**Instruction**: Locate the string "Cladding" in the records below. Copy every line where it occurs.
>> start Input rows
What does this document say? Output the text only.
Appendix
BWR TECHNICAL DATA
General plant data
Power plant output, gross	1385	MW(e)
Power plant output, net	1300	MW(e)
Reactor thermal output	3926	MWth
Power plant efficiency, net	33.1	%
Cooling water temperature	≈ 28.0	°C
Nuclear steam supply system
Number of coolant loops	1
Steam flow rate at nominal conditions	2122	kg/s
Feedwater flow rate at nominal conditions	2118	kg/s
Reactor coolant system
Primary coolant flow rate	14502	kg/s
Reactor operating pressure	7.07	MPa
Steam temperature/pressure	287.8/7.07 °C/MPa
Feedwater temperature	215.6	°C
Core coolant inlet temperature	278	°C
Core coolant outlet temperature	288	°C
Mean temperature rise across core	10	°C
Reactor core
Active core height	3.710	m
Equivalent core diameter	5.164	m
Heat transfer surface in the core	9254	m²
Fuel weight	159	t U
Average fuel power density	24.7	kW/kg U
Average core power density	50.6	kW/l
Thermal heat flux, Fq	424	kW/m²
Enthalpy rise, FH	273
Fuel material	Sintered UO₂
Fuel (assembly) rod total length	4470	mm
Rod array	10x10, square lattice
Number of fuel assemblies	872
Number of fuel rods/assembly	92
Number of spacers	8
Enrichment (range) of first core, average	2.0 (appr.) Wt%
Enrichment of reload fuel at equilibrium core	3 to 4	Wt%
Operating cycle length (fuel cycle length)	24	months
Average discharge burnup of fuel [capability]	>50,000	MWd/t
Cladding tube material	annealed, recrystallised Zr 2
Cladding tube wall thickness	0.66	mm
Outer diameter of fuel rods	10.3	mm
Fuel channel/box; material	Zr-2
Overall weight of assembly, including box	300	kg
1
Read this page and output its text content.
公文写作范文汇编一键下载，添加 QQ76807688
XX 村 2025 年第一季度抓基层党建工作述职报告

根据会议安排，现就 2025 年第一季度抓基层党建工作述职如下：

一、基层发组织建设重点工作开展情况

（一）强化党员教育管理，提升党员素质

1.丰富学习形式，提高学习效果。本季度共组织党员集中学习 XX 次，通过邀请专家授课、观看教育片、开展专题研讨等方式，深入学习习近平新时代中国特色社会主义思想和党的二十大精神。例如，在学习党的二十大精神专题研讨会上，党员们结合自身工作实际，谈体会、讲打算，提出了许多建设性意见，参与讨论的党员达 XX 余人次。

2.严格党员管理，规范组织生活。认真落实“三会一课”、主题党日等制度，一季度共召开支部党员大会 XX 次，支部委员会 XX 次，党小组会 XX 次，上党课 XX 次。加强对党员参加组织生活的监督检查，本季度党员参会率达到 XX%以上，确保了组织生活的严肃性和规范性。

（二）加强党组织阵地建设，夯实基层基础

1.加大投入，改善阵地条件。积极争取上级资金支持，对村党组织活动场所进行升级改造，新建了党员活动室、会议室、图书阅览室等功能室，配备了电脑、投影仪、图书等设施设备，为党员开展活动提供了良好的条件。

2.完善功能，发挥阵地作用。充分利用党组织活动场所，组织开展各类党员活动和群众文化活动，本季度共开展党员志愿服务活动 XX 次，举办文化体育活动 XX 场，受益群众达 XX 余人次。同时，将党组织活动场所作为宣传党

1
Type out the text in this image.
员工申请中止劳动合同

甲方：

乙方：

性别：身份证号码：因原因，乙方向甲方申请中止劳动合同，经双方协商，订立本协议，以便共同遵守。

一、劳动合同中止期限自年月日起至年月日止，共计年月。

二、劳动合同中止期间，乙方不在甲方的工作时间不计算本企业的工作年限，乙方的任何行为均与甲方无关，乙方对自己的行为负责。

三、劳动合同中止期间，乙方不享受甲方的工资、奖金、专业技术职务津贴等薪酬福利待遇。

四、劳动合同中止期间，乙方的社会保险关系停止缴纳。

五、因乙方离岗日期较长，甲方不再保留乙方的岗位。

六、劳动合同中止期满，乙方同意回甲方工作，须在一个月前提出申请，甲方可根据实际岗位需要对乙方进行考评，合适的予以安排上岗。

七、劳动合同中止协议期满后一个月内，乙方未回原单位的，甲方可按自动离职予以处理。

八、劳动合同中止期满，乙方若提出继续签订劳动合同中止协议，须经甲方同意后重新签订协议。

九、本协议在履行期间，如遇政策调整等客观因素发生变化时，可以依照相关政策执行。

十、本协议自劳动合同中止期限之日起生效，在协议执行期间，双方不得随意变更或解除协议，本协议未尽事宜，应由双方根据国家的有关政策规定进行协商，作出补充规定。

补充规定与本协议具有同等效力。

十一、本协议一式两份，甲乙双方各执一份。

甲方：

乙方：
>> end Input rows
**Task answer**:
Cladding tube material	annealed, recrystallised Zr 2
Cladding tube wall thickness	0.66	mm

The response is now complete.